● Required work:
1) In the text about Leejan and Teresa, to which country had the two families immigrated?
2) In the text about Leejan and Teresa, rewrite the passage from "For her part, Leejan’s" up to and including "converse in Portuguese.", putting "anxious" in place of "concerned".
3) Translate this sentence from the text about Leejan and Teresa into French: "In fact, if their respective families had not immigrated to Canada, Leejan and Teresa might never have met at all."

● Selected text:
▬▬▬▬▬▬

©Arlene R. Taylor PhD    www.arlenetaylor.org

It is time for parents to teach young people early on that in diversity there is beauty and there is strength.
—Maya Angelou


articles200408They met on neutral territory. At least that’s how the two lovers describe it. In fact, if their respective families had not immigrated to Canada, Leejan and Teresa might never have met at all. It was pretty smooth sailing during their two-year courtship—except for the lack of common ground between the families. Everyone was polite to each other—marginally although not congenially. Polite, that is, until the couple announced their intention to marry. Then the wind suddenly changed and the sailing got rough.

“My son,” intoned Leejan’s father, “we are from Lapland—the northernmost region of Finland. Seven months of winter with lots of snow. It’s cold: the mean temperature varies from a few degrees below zero in the Northwest to a couple of degrees above zero in the Southwest. Laplanders play cold-weather sports and raise reindeer!“

Diversity: the art of thinking independently together.

—Malcolm Forbes

Teresa’s family is from Portugal. I’ve done my research, too. Average temperatures can be around 82 degrees F, with summer highest temperatures routinely over 104 degrees F. They play hot-weather sports in Portugal. They eat different foods. They like bull-fights! The only commonality of those two locations is being on the same planet!”

“Teresa!” bellowed Teresa’s father in turn. “Leejan is a good boy, but his family comes from nomads who herded reindeers. We come from a long line of fishermen. They speak Finnish; we speak Portuguese. I’ve also done my homework. The Finnish language has 29 letters; Portuguese, only 24 letters. Plus, they like bullfights! Is that different, or what?”

When he paused for breath, Teresa asked, “And your point, Dad?”

“My point,” he replied, “is tradition. TRADITION!” The tilt of his chin indicated that this fact alone should settle things.

We must learn to live together as brothers or perish together as fools.

—Martin Luther King, Jr.

For her part, Leejan’s mother was concerned that her grandchildren wouldn’t learn to speak Finnish. Teresa’s mother, on the other hand, worried that her grandchildren wouldn’t be able to converse in Portuguese.

▬▬▬▬▬▬

● Record set:
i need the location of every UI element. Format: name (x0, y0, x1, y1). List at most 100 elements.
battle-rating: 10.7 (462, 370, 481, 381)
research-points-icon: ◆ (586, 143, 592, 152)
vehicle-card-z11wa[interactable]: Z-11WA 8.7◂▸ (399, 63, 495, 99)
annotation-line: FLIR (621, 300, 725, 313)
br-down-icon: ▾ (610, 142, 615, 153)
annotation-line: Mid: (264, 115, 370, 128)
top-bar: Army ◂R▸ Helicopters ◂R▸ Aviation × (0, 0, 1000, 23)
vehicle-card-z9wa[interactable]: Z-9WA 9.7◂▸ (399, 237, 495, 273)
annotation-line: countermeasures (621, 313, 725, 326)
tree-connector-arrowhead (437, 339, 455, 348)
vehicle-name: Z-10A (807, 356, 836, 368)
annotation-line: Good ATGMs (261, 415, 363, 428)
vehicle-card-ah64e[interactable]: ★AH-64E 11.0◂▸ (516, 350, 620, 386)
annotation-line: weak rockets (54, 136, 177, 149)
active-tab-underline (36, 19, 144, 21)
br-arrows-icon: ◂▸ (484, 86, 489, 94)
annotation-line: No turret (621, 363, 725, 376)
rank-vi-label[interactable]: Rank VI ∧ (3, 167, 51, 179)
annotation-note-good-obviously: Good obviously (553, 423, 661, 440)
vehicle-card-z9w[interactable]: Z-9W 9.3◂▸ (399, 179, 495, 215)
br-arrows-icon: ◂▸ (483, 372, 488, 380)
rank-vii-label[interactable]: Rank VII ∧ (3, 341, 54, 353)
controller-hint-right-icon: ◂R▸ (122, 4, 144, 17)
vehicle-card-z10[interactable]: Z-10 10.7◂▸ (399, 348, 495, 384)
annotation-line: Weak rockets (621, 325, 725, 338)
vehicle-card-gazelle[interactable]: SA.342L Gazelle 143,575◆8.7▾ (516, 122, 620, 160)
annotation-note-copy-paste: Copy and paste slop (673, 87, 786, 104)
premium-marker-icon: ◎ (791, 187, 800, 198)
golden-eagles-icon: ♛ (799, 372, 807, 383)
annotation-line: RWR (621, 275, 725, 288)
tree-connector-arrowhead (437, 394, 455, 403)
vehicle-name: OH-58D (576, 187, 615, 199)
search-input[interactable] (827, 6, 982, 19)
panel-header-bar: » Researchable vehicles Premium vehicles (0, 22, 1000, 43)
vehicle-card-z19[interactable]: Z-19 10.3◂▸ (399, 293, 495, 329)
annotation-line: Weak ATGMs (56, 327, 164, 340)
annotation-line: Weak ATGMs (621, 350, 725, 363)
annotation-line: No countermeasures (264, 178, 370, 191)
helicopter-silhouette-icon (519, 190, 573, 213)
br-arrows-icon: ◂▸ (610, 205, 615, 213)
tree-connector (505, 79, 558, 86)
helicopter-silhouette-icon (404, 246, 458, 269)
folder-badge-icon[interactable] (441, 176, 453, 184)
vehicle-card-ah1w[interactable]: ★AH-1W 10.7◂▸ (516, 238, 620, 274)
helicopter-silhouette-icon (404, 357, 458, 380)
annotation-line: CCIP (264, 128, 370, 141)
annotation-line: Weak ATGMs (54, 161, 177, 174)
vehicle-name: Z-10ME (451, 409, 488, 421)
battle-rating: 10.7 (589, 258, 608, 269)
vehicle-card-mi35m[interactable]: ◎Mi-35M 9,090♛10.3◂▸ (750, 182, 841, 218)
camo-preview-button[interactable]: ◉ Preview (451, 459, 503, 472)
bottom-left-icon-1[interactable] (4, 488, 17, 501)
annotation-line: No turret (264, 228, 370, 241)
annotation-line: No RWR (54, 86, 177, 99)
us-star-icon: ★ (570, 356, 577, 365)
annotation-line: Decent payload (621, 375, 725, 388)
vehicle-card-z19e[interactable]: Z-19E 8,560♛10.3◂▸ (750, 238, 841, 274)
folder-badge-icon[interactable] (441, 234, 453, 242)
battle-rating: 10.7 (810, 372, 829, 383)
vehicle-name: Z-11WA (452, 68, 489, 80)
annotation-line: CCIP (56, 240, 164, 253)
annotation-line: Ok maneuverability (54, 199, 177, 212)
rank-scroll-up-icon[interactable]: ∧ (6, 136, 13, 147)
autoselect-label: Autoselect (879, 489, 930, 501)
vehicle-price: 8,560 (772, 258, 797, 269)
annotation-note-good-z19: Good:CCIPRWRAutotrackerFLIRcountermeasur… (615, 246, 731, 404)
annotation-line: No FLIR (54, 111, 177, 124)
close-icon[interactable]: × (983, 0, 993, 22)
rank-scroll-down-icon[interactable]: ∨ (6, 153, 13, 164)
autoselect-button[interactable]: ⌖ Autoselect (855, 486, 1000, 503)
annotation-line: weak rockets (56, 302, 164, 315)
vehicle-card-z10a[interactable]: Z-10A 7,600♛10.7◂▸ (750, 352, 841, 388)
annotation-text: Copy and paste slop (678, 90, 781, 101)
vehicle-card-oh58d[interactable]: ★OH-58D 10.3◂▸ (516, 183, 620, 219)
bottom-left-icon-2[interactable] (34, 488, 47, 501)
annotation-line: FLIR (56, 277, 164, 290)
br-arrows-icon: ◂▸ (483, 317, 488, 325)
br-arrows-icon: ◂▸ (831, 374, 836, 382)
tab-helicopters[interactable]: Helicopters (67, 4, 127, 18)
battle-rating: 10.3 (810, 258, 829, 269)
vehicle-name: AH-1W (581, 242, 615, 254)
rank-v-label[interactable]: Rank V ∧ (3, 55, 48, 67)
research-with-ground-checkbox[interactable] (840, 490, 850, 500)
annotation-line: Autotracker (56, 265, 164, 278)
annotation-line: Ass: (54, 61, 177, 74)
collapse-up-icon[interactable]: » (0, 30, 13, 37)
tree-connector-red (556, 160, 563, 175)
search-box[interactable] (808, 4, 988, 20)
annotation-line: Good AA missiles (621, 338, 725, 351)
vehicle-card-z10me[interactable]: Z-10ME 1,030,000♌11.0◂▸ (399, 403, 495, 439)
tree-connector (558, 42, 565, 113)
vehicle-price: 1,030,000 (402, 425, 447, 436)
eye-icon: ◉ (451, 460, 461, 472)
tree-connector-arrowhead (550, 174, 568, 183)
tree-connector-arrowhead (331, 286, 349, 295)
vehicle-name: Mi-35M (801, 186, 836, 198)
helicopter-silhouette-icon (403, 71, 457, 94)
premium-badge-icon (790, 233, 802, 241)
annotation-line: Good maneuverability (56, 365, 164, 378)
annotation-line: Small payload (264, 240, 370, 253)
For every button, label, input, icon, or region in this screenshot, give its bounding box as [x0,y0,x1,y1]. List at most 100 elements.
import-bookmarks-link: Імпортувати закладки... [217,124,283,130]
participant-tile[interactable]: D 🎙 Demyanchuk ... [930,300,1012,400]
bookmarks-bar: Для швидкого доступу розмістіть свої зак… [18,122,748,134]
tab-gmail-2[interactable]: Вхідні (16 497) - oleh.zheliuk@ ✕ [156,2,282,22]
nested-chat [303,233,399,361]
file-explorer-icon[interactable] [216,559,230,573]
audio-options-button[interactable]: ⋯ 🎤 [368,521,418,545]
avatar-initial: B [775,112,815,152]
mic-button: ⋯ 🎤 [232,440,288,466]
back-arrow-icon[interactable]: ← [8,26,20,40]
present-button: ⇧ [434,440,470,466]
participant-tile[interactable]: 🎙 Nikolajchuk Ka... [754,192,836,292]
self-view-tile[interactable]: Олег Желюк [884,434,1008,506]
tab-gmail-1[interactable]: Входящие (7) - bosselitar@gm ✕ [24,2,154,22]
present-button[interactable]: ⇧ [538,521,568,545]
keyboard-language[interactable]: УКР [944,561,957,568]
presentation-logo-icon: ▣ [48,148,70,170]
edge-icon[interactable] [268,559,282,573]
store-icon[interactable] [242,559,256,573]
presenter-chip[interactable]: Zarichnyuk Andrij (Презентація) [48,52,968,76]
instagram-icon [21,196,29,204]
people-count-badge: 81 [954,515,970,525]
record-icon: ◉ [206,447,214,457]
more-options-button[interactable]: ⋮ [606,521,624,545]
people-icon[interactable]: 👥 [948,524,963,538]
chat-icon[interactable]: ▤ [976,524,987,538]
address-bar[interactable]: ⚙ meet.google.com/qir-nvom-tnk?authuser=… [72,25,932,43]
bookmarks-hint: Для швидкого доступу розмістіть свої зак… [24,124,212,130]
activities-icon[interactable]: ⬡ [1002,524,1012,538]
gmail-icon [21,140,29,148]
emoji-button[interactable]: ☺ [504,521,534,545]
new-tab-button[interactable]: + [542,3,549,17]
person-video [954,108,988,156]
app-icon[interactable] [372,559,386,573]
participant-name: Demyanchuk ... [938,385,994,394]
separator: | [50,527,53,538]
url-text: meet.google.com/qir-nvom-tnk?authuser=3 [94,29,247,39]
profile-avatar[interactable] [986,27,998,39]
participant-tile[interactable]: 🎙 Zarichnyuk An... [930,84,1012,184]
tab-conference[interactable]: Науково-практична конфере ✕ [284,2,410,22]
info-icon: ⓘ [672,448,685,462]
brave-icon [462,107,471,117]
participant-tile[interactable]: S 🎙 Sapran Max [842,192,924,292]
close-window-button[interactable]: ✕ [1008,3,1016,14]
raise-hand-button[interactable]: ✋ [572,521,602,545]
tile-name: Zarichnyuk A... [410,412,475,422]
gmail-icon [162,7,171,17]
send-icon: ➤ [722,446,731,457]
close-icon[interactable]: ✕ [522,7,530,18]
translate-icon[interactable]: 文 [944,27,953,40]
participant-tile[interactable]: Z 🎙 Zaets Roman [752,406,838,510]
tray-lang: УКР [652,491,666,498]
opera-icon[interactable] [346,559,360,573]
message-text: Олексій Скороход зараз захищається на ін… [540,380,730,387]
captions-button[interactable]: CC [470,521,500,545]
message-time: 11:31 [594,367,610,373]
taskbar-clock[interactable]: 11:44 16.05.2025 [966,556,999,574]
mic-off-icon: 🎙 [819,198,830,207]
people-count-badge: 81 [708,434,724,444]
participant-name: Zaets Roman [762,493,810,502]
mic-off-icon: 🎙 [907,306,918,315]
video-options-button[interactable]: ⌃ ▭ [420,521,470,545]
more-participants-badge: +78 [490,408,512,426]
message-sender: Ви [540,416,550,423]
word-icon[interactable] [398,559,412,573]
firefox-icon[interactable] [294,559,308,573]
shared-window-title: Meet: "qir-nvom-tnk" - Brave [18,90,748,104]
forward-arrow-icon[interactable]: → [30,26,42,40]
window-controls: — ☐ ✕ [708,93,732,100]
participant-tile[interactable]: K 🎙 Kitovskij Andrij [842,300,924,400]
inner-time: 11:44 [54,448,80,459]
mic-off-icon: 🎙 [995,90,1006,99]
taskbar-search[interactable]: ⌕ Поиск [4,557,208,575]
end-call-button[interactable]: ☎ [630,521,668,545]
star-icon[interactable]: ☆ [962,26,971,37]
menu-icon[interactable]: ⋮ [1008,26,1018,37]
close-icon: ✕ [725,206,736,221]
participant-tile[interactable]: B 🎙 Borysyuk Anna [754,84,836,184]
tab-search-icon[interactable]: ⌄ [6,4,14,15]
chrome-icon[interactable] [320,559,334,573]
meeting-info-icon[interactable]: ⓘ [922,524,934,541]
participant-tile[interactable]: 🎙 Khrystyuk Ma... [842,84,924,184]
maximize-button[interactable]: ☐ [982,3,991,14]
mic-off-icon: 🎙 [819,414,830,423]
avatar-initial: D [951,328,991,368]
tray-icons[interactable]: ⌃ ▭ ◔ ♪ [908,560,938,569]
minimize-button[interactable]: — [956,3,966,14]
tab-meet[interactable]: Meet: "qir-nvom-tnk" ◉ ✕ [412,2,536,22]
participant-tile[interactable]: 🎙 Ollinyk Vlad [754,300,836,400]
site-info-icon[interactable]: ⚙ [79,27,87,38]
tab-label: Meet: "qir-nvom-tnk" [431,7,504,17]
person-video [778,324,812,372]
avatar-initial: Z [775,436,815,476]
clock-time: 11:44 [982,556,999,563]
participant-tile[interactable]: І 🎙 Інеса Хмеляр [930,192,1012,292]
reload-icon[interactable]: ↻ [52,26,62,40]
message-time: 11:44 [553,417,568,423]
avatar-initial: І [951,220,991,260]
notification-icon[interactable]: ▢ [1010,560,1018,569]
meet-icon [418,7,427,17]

▬▬▬▬▬▬

● Outputs for the tasks:
1) Canada

2)
For her part, Leejan’s mother was anxious that her grandchildren wouldn’t learn to speak Finnish. Teresa’s mother, on the other hand, worried that her grandchildren wouldn’t be able to converse in Portuguese.

3) En fait, si leurs familles respectives n'avaient pas immigré au Canada, Leejan et Teresa ne se seraient peut-être jamais rencontrés.